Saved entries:
# # # # #

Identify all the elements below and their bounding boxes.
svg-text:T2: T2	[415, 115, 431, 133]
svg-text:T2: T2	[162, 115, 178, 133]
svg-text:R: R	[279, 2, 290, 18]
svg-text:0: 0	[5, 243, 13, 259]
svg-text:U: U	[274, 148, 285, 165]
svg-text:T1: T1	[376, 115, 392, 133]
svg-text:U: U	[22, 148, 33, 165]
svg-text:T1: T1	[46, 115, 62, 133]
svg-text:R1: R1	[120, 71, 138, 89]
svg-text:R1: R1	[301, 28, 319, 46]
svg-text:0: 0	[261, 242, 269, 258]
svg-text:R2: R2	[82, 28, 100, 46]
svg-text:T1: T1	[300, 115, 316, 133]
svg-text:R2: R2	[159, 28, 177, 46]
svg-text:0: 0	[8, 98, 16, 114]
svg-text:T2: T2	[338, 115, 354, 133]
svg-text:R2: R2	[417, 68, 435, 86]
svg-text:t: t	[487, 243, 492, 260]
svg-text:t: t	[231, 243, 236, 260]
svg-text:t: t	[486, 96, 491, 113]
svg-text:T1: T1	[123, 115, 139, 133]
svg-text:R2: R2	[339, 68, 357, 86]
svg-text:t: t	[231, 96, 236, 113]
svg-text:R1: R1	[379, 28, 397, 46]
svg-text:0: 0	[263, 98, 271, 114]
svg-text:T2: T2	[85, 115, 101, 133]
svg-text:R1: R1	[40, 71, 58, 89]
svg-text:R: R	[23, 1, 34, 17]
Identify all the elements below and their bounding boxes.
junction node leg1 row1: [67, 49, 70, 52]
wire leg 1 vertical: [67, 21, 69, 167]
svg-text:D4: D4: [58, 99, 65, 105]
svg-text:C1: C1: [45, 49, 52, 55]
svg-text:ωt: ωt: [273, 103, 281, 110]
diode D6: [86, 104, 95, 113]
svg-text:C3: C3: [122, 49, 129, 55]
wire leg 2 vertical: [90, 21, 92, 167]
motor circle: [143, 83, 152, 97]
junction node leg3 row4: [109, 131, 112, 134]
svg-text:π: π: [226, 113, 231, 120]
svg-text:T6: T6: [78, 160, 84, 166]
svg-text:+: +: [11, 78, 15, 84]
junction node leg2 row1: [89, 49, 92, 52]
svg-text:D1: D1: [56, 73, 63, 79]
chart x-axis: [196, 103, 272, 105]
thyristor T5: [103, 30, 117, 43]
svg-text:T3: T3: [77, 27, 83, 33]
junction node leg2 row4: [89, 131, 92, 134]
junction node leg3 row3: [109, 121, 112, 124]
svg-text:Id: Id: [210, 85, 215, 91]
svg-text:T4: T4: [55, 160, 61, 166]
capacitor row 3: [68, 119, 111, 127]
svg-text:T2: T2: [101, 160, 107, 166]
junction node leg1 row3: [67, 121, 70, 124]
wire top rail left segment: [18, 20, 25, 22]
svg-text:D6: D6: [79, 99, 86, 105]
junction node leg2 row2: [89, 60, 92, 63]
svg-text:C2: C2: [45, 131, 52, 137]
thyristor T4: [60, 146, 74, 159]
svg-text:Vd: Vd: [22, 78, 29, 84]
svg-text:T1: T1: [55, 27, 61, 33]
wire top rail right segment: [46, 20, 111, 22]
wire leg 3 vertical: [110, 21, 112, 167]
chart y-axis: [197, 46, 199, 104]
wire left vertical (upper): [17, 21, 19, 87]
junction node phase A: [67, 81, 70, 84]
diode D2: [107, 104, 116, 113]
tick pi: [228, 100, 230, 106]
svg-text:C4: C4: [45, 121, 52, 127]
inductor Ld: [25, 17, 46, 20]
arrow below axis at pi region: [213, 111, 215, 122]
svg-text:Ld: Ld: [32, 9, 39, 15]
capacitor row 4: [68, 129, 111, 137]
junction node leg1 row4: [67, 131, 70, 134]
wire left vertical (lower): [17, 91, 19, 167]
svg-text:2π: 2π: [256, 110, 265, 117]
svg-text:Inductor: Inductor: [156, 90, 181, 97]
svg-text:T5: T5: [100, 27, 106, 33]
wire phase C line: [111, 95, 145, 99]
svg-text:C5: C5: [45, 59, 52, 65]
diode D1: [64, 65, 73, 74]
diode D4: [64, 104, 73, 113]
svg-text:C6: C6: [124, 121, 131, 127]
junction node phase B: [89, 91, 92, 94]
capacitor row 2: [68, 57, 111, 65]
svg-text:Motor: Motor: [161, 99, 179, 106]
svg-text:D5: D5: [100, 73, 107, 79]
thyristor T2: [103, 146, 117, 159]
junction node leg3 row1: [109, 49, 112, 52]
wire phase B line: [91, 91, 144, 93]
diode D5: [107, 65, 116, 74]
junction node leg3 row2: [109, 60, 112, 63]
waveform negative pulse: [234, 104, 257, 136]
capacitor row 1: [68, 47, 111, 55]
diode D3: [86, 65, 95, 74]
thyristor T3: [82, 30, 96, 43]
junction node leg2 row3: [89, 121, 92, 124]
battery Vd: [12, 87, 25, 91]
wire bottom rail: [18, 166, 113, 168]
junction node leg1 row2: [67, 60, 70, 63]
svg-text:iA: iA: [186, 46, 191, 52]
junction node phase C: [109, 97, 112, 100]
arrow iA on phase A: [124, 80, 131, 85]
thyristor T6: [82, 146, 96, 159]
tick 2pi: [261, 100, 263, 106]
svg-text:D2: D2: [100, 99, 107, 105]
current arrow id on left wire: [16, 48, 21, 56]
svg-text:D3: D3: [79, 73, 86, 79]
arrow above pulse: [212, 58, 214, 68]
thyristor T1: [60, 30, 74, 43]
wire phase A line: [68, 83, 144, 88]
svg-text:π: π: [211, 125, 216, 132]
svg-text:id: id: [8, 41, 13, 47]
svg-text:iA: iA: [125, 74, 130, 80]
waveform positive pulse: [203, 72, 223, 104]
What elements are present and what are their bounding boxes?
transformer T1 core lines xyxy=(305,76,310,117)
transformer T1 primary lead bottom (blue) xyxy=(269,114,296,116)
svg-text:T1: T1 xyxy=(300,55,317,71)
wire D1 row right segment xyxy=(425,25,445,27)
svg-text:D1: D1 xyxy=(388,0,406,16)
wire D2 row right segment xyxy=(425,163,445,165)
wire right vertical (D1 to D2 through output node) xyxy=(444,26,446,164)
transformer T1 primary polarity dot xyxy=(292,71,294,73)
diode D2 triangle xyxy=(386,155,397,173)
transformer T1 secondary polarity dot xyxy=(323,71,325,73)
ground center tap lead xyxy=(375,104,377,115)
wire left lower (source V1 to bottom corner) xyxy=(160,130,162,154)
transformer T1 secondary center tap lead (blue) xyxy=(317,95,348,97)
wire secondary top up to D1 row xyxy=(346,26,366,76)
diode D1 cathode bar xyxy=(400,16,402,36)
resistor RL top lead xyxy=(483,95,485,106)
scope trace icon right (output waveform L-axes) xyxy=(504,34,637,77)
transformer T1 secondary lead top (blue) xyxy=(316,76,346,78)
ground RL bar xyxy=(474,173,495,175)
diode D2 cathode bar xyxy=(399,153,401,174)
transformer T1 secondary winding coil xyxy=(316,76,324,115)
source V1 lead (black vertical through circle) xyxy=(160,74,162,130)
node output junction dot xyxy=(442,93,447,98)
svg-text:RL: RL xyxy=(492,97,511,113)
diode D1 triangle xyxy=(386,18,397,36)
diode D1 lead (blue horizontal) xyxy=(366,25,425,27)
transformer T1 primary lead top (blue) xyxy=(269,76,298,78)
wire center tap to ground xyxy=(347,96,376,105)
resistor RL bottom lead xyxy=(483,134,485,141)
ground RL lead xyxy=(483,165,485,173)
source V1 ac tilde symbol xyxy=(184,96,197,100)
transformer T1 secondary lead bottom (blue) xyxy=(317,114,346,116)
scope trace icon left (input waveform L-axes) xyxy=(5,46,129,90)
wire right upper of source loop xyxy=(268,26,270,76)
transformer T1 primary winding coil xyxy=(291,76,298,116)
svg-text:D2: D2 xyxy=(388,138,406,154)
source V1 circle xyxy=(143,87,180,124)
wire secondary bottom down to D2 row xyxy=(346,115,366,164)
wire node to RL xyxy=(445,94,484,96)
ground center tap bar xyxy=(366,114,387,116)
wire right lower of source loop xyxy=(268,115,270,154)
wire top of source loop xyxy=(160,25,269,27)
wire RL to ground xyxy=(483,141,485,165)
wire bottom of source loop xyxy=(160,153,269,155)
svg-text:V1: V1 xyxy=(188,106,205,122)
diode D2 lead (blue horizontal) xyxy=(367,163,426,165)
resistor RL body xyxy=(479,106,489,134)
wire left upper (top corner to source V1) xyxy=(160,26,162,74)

# # # # #

Instructions to follow. Can you transcribe the rows verbatim, beginning with the very first row and continuing through the row containing "chart x-axis: [196, 103, 272, 105]", with both of those rows included?

Answer.
Identify all the elements below and their bounding boxes.
svg-text:T2: T2	[415, 115, 431, 133]
svg-text:T2: T2	[162, 115, 178, 133]
svg-text:R: R	[279, 2, 290, 18]
svg-text:0: 0	[5, 243, 13, 259]
svg-text:U: U	[274, 148, 285, 165]
svg-text:T1: T1	[376, 115, 392, 133]
svg-text:U: U	[22, 148, 33, 165]
svg-text:T1: T1	[46, 115, 62, 133]
svg-text:R1: R1	[120, 71, 138, 89]
svg-text:R1: R1	[301, 28, 319, 46]
svg-text:0: 0	[261, 242, 269, 258]
svg-text:R2: R2	[82, 28, 100, 46]
svg-text:T1: T1	[300, 115, 316, 133]
svg-text:R2: R2	[159, 28, 177, 46]
svg-text:0: 0	[8, 98, 16, 114]
svg-text:T2: T2	[338, 115, 354, 133]
svg-text:R2: R2	[417, 68, 435, 86]
svg-text:t: t	[487, 243, 492, 260]
svg-text:t: t	[231, 243, 236, 260]
svg-text:t: t	[486, 96, 491, 113]
svg-text:T1: T1	[123, 115, 139, 133]
svg-text:R2: R2	[339, 68, 357, 86]
svg-text:t: t	[231, 96, 236, 113]
svg-text:R1: R1	[379, 28, 397, 46]
svg-text:0: 0	[263, 98, 271, 114]
svg-text:T2: T2	[85, 115, 101, 133]
svg-text:R1: R1	[40, 71, 58, 89]
svg-text:R: R	[23, 1, 34, 17]
Identify all the elements below and their bounding boxes.
junction node leg1 row1: [67, 49, 70, 52]
wire leg 1 vertical: [67, 21, 69, 167]
svg-text:D4: D4: [58, 99, 65, 105]
svg-text:C1: C1: [45, 49, 52, 55]
svg-text:ωt: ωt: [273, 103, 281, 110]
diode D6: [86, 104, 95, 113]
svg-text:C3: C3: [122, 49, 129, 55]
wire leg 2 vertical: [90, 21, 92, 167]
motor circle: [143, 83, 152, 97]
junction node leg3 row4: [109, 131, 112, 134]
svg-text:π: π: [226, 113, 231, 120]
svg-text:T6: T6: [78, 160, 84, 166]
svg-text:+: +: [11, 78, 15, 84]
junction node leg2 row1: [89, 49, 92, 52]
svg-text:D1: D1: [56, 73, 63, 79]
chart x-axis: [196, 103, 272, 105]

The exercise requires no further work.